My brother has a 20 year old 6" bench grinder maybe that would rip the wings off easier than a Dremel. I'm hesitant to put any penetrating oil or lubricant for fear it will forever be in there and make it hard to hold router bits again. I have garage door lube in an aerosol can. It's silicon-based I believe. I should have gone out to the garage to look before posting.


----------



## Mike (Nov 22, 2004)

You really have three choices: take it to a Bosch service center; follow the suggestions given to you and try the PB Blaster or other penetrating oil and perhaps a slide hammer; ask a question, ignor the responses and mess up your router. Which choice sounds good to you?


----------



## corbind (Apr 17, 2012)

Would cutting perpindicular to the router bit shaft (the small bit of area between the collar and the router bit wings) with a band saw work? I don't know if band saws have the power to cut through the shaft of a router bit. Or a recip saw which I do have....


----------



## Mike (Nov 22, 2004)

Listed records:
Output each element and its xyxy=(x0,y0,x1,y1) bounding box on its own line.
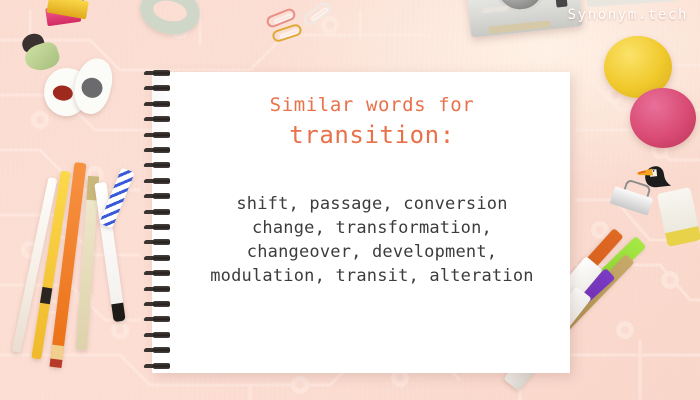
spiral-coil xyxy=(144,363,174,369)
spiral-coil xyxy=(144,178,174,184)
spiral-coil xyxy=(144,70,174,76)
synonym-line: change, transformation, xyxy=(182,216,562,240)
synonym-line: changeover, development, xyxy=(182,240,562,264)
synonym-list: shift, passage, conversion change, trans… xyxy=(182,192,562,288)
macaron-pink-icon xyxy=(630,88,696,148)
spiral-coil xyxy=(144,85,174,91)
synonym-line: shift, passage, conversion xyxy=(182,192,562,216)
spiral-coil xyxy=(144,101,174,107)
spiral-coil xyxy=(144,316,174,322)
spiral-coil xyxy=(144,209,174,215)
spiral-coil xyxy=(144,132,174,138)
page-query-word: transition: xyxy=(182,119,562,152)
page-title-prefix: Similar words for xyxy=(182,92,562,119)
spiral-coil xyxy=(144,270,174,276)
page-content: Similar words for transition: shift, pas… xyxy=(182,92,562,288)
spiral-coil xyxy=(144,347,174,353)
spiral-coil xyxy=(144,239,174,245)
spiral-coil xyxy=(144,224,174,230)
spiral-coil xyxy=(144,286,174,292)
spiral-coil xyxy=(144,162,174,168)
spiral-coil xyxy=(144,332,174,338)
brand-logo: Synonym.tech xyxy=(568,7,688,23)
spiral-coil xyxy=(144,147,174,153)
spiral-coil xyxy=(144,301,174,307)
spiral-binding xyxy=(144,66,180,378)
notebook-page: Similar words for transition: shift, pas… xyxy=(152,72,570,373)
synonym-line: modulation, transit, alteration xyxy=(182,264,562,288)
spiral-coil xyxy=(144,193,174,199)
screenshot-canvas: Similar words for transition: shift, pas… xyxy=(0,0,700,400)
spiral-coil xyxy=(144,255,174,261)
spiral-coil xyxy=(144,116,174,122)
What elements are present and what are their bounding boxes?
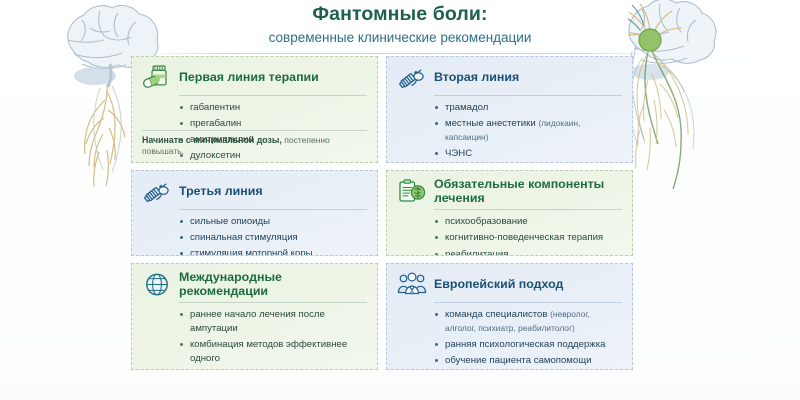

What to do:
Please return the part of the router bit thread that begins at the words "My brother has" and stops after "look before posting.". Rely on the router bit thread alone.

Correct answer:
My brother has a 20 year old 6" bench grinder maybe that would rip the wings off easier than a Dremel. I'm hesitant to put any penetrating oil or lubricant for fear it will forever be in there and make it hard to hold router bits again. I have garage door lube in an aerosol can. It's silicon-based I believe. I should have gone out to the garage to look before posting.